> [SOURCE DATA]:
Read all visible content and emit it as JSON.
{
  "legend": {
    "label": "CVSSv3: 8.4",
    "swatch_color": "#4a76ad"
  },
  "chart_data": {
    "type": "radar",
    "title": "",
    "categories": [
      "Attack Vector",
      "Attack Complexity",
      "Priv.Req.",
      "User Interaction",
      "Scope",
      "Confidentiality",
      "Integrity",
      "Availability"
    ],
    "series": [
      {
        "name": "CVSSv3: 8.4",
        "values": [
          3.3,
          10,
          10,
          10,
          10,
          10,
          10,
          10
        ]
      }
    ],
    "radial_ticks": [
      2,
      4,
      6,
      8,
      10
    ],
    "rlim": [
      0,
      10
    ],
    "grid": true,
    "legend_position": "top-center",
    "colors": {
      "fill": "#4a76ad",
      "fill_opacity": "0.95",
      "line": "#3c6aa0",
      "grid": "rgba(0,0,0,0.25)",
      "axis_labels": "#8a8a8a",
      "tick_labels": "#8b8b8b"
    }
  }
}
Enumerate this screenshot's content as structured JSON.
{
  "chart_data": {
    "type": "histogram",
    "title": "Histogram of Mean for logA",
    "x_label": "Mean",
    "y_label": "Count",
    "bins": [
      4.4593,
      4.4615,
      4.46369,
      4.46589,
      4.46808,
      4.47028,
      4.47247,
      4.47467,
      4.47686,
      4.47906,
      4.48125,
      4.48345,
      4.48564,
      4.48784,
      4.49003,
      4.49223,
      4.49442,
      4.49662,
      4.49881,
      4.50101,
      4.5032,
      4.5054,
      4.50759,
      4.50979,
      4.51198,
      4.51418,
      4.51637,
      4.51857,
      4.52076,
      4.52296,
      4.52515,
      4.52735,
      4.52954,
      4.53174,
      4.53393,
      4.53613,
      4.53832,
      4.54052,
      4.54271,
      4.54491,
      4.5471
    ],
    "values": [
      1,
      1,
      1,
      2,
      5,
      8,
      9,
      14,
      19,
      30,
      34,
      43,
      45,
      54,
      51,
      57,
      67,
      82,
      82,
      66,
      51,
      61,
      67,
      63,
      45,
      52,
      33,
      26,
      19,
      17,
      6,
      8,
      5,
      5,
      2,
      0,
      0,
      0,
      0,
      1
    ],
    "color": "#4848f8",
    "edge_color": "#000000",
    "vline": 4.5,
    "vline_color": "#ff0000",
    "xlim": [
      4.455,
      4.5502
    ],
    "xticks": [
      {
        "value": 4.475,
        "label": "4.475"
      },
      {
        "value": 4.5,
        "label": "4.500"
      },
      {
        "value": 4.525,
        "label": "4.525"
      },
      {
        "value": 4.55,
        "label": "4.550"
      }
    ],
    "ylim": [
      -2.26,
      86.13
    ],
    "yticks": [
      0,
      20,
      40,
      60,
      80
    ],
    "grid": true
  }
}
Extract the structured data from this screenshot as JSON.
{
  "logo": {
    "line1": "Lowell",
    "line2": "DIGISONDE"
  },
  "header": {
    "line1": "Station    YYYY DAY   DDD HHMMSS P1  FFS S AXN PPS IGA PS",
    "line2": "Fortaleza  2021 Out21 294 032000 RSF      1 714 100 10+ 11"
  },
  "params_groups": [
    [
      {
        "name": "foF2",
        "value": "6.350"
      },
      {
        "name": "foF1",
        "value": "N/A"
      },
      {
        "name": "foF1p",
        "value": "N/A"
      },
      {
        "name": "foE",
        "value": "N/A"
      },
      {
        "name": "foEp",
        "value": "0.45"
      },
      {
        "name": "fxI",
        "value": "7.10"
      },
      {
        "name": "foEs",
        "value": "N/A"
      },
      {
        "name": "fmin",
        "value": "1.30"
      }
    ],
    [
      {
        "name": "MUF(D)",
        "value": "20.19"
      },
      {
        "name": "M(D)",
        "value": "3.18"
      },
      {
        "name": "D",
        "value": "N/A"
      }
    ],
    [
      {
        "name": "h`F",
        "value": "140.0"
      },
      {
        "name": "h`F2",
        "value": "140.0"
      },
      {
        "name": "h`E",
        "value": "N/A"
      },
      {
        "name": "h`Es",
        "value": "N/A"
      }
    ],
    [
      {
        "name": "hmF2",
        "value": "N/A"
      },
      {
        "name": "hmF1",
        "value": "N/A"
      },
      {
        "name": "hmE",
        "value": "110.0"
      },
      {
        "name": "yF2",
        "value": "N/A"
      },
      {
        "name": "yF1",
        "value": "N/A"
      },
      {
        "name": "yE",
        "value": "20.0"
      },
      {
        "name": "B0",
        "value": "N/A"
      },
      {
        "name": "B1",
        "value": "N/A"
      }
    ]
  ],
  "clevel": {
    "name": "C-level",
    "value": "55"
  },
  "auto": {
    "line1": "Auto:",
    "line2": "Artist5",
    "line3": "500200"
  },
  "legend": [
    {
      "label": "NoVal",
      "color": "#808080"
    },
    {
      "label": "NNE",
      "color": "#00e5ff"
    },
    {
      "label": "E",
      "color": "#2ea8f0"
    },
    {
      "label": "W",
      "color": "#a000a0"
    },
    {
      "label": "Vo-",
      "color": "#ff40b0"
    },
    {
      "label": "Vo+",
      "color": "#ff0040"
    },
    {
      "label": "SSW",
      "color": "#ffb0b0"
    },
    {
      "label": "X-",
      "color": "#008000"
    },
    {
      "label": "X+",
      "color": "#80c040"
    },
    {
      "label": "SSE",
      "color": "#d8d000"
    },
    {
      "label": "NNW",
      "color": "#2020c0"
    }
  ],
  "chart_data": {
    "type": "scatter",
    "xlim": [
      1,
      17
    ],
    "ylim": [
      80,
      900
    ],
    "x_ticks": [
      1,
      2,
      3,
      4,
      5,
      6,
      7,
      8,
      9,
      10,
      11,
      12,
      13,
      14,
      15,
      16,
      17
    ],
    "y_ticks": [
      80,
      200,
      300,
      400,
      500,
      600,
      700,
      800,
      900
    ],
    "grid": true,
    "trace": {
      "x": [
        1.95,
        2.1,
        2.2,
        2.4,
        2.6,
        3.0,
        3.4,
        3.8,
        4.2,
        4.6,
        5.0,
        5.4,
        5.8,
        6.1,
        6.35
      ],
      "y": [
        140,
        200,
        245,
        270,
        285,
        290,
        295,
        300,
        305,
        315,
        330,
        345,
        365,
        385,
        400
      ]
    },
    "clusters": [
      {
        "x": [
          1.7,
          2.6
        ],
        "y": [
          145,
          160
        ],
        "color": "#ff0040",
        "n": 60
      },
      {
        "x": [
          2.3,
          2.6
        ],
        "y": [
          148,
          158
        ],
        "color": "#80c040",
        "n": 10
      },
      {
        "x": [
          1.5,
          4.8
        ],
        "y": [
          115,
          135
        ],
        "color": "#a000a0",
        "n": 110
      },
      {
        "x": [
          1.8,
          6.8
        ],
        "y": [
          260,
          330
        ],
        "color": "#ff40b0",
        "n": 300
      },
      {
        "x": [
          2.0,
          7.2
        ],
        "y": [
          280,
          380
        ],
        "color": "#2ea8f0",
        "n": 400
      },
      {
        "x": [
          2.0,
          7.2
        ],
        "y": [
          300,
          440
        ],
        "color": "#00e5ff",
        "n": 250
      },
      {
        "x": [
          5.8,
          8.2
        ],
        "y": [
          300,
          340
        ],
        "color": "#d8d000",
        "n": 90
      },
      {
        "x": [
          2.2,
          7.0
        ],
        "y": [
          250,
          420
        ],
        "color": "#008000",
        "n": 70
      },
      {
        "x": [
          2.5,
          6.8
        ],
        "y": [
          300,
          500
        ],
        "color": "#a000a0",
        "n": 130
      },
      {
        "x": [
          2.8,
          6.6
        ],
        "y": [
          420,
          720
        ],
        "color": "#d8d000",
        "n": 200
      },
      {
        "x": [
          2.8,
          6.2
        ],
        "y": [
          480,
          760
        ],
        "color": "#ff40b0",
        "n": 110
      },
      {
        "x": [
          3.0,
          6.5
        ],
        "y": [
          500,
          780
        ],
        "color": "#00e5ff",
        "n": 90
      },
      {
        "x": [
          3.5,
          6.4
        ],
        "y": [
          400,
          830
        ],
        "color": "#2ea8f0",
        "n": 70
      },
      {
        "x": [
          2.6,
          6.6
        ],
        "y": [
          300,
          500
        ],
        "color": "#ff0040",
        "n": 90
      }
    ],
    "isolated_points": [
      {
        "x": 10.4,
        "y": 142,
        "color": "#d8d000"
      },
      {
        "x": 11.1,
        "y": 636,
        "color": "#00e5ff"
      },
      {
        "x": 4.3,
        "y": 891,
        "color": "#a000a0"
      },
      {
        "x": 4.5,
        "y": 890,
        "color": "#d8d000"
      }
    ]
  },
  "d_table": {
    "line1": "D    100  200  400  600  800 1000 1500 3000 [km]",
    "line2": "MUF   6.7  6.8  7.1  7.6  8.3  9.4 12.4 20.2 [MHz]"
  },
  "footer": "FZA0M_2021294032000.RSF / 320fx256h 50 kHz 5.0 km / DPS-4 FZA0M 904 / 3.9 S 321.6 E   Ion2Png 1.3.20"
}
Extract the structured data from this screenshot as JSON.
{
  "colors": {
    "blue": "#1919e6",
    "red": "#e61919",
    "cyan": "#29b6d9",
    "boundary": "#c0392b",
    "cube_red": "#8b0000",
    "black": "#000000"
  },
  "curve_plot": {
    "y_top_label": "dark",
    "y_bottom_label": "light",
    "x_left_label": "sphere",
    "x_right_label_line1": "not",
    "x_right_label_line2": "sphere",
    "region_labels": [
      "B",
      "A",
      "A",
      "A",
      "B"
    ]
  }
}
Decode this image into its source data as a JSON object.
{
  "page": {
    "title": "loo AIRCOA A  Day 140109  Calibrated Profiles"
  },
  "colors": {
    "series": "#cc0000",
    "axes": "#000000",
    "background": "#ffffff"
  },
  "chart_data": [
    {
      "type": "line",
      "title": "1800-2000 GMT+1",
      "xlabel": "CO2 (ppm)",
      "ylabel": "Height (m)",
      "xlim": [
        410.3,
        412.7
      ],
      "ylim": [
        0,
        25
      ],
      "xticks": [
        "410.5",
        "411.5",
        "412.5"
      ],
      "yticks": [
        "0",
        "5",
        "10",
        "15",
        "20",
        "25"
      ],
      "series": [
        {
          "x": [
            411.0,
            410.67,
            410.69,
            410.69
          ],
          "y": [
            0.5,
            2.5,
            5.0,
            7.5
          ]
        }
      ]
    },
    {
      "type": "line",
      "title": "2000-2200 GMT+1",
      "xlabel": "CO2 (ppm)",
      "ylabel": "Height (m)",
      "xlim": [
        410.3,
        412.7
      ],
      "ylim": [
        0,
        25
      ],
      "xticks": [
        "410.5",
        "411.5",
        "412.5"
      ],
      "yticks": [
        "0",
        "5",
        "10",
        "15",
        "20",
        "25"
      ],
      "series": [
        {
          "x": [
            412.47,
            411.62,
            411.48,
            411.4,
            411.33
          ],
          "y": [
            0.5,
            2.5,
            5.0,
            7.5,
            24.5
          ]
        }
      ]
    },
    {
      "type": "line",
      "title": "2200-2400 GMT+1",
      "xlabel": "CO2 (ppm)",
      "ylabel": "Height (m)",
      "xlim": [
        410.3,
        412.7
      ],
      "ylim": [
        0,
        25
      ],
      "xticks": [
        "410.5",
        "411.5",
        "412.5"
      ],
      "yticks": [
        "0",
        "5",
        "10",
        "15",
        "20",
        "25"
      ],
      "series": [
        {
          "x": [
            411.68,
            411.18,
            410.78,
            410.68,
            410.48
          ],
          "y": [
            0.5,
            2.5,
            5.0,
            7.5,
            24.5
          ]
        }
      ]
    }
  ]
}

> [YOUR GOAL]:
Identify the lines above with the word "this". Copy them.

> [WRITTEN SOLUTION]:
Enumerate this screenshot's content as structured JSON.
Extract the structured data from this screenshot as JSON.
Extract the structured data from this screenshot as JSON.
Decode this image into its source data as a JSON object.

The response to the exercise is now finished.